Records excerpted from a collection
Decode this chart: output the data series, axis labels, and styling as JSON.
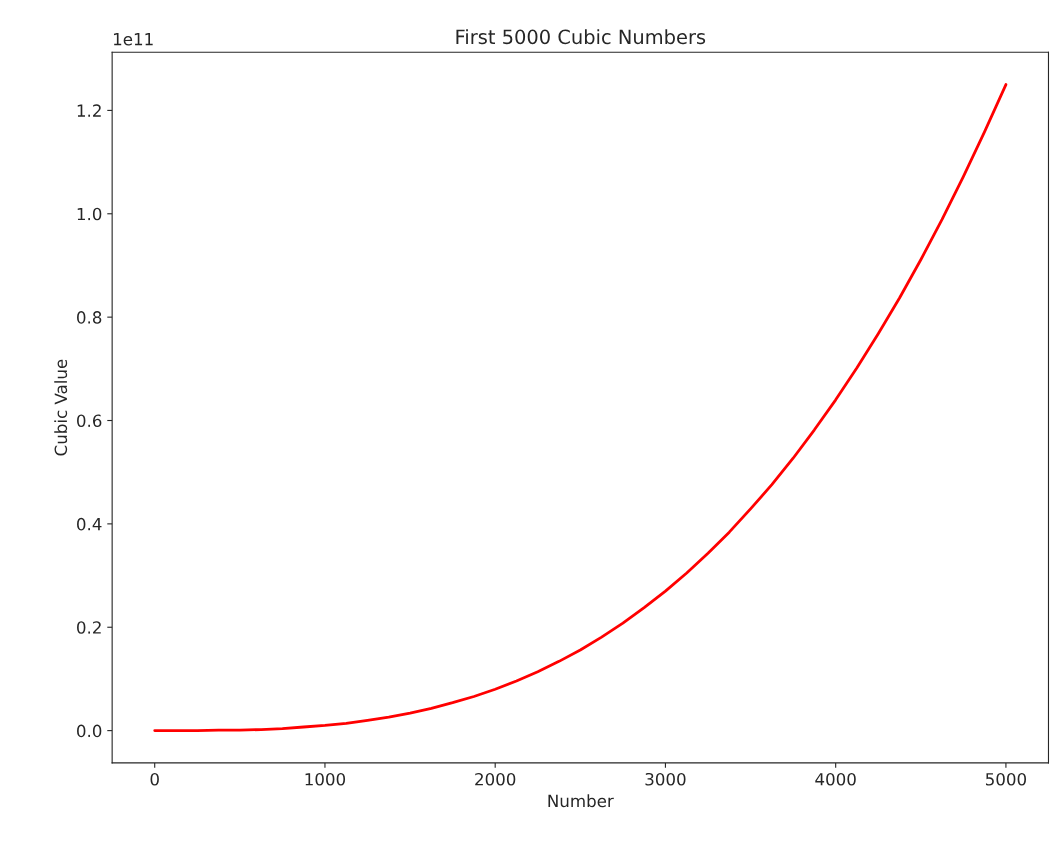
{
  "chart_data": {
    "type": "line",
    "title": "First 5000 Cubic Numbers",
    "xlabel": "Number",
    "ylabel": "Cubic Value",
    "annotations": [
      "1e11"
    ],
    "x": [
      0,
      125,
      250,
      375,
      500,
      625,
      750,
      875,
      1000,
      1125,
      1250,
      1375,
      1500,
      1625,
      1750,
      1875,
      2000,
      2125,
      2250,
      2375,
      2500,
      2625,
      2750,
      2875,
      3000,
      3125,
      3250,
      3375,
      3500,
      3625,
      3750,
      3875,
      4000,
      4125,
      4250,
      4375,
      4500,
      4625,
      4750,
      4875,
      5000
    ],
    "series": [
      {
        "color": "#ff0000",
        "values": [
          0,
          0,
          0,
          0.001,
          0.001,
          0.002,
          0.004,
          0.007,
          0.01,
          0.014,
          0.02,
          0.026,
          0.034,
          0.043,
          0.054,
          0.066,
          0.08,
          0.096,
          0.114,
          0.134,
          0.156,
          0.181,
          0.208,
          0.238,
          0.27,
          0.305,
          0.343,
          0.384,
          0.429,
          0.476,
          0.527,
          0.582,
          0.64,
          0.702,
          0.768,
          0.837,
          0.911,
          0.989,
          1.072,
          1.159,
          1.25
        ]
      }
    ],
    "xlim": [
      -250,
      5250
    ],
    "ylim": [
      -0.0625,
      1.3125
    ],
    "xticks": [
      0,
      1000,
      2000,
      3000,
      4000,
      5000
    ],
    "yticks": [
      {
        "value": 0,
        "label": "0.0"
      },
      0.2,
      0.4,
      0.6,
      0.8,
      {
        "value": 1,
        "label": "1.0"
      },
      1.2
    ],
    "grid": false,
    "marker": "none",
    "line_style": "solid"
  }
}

- **TASK OBJECTIVE**: Copy out all the data exactly; skip the pictures.

- **RESULT FOR THIS EXERCISE**:
Decode this chart: output the data series, axis labels, and styling as JSON.
{
  "chart_data": {
    "type": "line",
    "title": "First 5000 Cubic Numbers",
    "xlabel": "Number",
    "ylabel": "Cubic Value",
    "annotations": [
      "1e11"
    ],
    "x": [
      0,
      125,
      250,
      375,
      500,
      625,
      750,
      875,
      1000,
      1125,
      1250,
      1375,
      1500,
      1625,
      1750,
      1875,
      2000,
      2125,
      2250,
      2375,
      2500,
      2625,
      2750,
      2875,
      3000,
      3125,
      3250,
      3375,
      3500,
      3625,
      3750,
      3875,
      4000,
      4125,
      4250,
      4375,
      4500,
      4625,
      4750,
      4875,
      5000
    ],
    "series": [
      {
        "color": "#ff0000",
        "values": [
          0,
          0,
          0,
          0.001,
          0.001,
          0.002,
          0.004,
          0.007,
          0.01,
          0.014,
          0.02,
          0.026,
          0.034,
          0.043,
          0.054,
          0.066,
          0.08,
          0.096,
          0.114,
          0.134,
          0.156,
          0.181,
          0.208,
          0.238,
          0.27,
          0.305,
          0.343,
          0.384,
          0.429,
          0.476,
          0.527,
          0.582,
          0.64,
          0.702,
          0.768,
          0.837,
          0.911,
          0.989,
          1.072,
          1.159,
          1.25
        ]
      }
    ],
    "xlim": [
      -250,
      5250
    ],
    "ylim": [
      -0.0625,
      1.3125
    ],
    "xticks": [
      0,
      1000,
      2000,
      3000,
      4000,
      5000
    ],
    "yticks": [
      {
        "value": 0,
        "label": "0.0"
      },
      0.2,
      0.4,
      0.6,
      0.8,
      {
        "value": 1,
        "label": "1.0"
      },
      1.2
    ],
    "grid": false,
    "marker": "none",
    "line_style": "solid"
  }
}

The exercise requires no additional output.